## [Source records]

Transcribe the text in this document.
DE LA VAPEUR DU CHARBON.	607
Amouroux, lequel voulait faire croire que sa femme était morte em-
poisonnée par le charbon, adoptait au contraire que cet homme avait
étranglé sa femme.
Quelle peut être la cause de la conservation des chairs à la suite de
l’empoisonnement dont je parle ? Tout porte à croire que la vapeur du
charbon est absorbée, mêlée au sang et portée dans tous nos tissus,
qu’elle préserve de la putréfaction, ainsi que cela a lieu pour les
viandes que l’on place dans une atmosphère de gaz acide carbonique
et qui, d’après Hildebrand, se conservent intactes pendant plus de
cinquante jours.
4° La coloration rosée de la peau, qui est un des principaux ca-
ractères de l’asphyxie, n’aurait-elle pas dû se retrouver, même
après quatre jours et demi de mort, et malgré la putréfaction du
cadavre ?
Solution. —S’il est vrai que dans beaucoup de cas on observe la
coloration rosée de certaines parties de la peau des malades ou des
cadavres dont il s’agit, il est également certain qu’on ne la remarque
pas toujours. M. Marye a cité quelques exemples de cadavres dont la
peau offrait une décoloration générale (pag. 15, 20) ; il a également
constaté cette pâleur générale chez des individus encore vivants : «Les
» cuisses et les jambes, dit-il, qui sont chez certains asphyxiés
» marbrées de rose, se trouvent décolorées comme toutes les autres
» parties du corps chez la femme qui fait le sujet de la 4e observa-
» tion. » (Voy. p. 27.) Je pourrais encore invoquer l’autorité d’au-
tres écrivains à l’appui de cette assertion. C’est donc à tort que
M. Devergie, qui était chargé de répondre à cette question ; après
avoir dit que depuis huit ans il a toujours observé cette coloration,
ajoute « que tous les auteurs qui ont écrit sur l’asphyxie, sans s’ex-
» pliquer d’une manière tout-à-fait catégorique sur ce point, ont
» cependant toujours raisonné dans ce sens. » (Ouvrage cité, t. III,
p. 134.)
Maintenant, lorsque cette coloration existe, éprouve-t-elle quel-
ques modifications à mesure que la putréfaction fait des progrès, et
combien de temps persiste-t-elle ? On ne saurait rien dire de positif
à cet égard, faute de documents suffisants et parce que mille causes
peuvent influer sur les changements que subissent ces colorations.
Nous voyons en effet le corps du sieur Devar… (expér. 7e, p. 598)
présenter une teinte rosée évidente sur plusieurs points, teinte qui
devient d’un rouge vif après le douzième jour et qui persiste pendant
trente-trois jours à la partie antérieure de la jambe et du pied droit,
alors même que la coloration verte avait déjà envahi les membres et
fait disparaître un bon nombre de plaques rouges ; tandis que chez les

## [Work to be completed]
Transcribe every entry word for word.

## [Written response]
Transcribe the text in this document.
DE LA VAPEUR DU CHARBON.	607
Amouroux, lequel voulait faire croire que sa femme était morte em-
poisonnée par le charbon, adoptait au contraire que cet homme avait
étranglé sa femme.
Quelle peut être la cause de la conservation des chairs à la suite de
l’empoisonnement dont je parle ? Tout porte à croire que la vapeur du
charbon est absorbée, mêlée au sang et portée dans tous nos tissus,
qu’elle préserve de la putréfaction, ainsi que cela a lieu pour les
viandes que l’on place dans une atmosphère de gaz acide carbonique
et qui, d’après Hildebrand, se conservent intactes pendant plus de
cinquante jours.
4° La coloration rosée de la peau, qui est un des principaux ca-
ractères de l’asphyxie, n’aurait-elle pas dû se retrouver, même
après quatre jours et demi de mort, et malgré la putréfaction du
cadavre ?
Solution. —S’il est vrai que dans beaucoup de cas on observe la
coloration rosée de certaines parties de la peau des malades ou des
cadavres dont il s’agit, il est également certain qu’on ne la remarque
pas toujours. M. Marye a cité quelques exemples de cadavres dont la
peau offrait une décoloration générale (pag. 15, 20) ; il a également
constaté cette pâleur générale chez des individus encore vivants : «Les
» cuisses et les jambes, dit-il, qui sont chez certains asphyxiés
» marbrées de rose, se trouvent décolorées comme toutes les autres
» parties du corps chez la femme qui fait le sujet de la 4e observa-
» tion. » (Voy. p. 27.) Je pourrais encore invoquer l’autorité d’au-
tres écrivains à l’appui de cette assertion. C’est donc à tort que
M. Devergie, qui était chargé de répondre à cette question ; après
avoir dit que depuis huit ans il a toujours observé cette coloration,
ajoute « que tous les auteurs qui ont écrit sur l’asphyxie, sans s’ex-
» pliquer d’une manière tout-à-fait catégorique sur ce point, ont
» cependant toujours raisonné dans ce sens. » (Ouvrage cité, t. III,
p. 134.)
Maintenant, lorsque cette coloration existe, éprouve-t-elle quel-
ques modifications à mesure que la putréfaction fait des progrès, et
combien de temps persiste-t-elle ? On ne saurait rien dire de positif
à cet égard, faute de documents suffisants et parce que mille causes
peuvent influer sur les changements que subissent ces colorations.
Nous voyons en effet le corps du sieur Devar… (expér. 7e, p. 598)
présenter une teinte rosée évidente sur plusieurs points, teinte qui
devient d’un rouge vif après le douzième jour et qui persiste pendant
trente-trois jours à la partie antérieure de la jambe et du pied droit,
alors même que la coloration verte avait déjà envahi les membres et
fait disparaître un bon nombre de plaques rouges ; tandis que chez les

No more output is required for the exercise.